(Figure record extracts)
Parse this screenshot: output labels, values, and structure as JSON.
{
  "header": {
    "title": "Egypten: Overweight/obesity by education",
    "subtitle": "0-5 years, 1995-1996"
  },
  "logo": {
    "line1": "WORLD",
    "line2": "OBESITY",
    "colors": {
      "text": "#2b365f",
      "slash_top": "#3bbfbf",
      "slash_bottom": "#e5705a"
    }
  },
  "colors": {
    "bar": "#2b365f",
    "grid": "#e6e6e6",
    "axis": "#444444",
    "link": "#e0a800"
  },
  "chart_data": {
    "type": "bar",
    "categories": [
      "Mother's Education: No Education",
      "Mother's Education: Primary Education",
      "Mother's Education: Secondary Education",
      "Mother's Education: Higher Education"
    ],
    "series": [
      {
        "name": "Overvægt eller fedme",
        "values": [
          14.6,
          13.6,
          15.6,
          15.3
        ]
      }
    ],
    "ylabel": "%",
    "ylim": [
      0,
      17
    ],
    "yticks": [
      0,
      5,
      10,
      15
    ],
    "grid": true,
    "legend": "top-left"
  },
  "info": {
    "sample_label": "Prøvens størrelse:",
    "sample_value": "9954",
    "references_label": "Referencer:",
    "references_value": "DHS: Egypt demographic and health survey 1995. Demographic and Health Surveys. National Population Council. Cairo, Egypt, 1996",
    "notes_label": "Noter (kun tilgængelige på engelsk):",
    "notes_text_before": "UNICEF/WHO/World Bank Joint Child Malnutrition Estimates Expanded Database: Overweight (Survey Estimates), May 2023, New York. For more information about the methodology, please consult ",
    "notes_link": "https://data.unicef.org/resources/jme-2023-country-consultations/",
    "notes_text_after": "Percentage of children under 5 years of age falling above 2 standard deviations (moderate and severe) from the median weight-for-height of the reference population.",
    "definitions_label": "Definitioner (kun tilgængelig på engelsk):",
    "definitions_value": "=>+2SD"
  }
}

Set exercise: Quote every entry exactly.

The answer:
Parse this screenshot: output labels, values, and structure as JSON.
{
  "header": {
    "title": "Egypten: Overweight/obesity by education",
    "subtitle": "0-5 years, 1995-1996"
  },
  "logo": {
    "line1": "WORLD",
    "line2": "OBESITY",
    "colors": {
      "text": "#2b365f",
      "slash_top": "#3bbfbf",
      "slash_bottom": "#e5705a"
    }
  },
  "colors": {
    "bar": "#2b365f",
    "grid": "#e6e6e6",
    "axis": "#444444",
    "link": "#e0a800"
  },
  "chart_data": {
    "type": "bar",
    "categories": [
      "Mother's Education: No Education",
      "Mother's Education: Primary Education",
      "Mother's Education: Secondary Education",
      "Mother's Education: Higher Education"
    ],
    "series": [
      {
        "name": "Overvægt eller fedme",
        "values": [
          14.6,
          13.6,
          15.6,
          15.3
        ]
      }
    ],
    "ylabel": "%",
    "ylim": [
      0,
      17
    ],
    "yticks": [
      0,
      5,
      10,
      15
    ],
    "grid": true,
    "legend": "top-left"
  },
  "info": {
    "sample_label": "Prøvens størrelse:",
    "sample_value": "9954",
    "references_label": "Referencer:",
    "references_value": "DHS: Egypt demographic and health survey 1995. Demographic and Health Surveys. National Population Council. Cairo, Egypt, 1996",
    "notes_label": "Noter (kun tilgængelige på engelsk):",
    "notes_text_before": "UNICEF/WHO/World Bank Joint Child Malnutrition Estimates Expanded Database: Overweight (Survey Estimates), May 2023, New York. For more information about the methodology, please consult ",
    "notes_link": "https://data.unicef.org/resources/jme-2023-country-consultations/",
    "notes_text_after": "Percentage of children under 5 years of age falling above 2 standard deviations (moderate and severe) from the median weight-for-height of the reference population.",
    "definitions_label": "Definitioner (kun tilgængelig på engelsk):",
    "definitions_value": "=>+2SD"
  }
}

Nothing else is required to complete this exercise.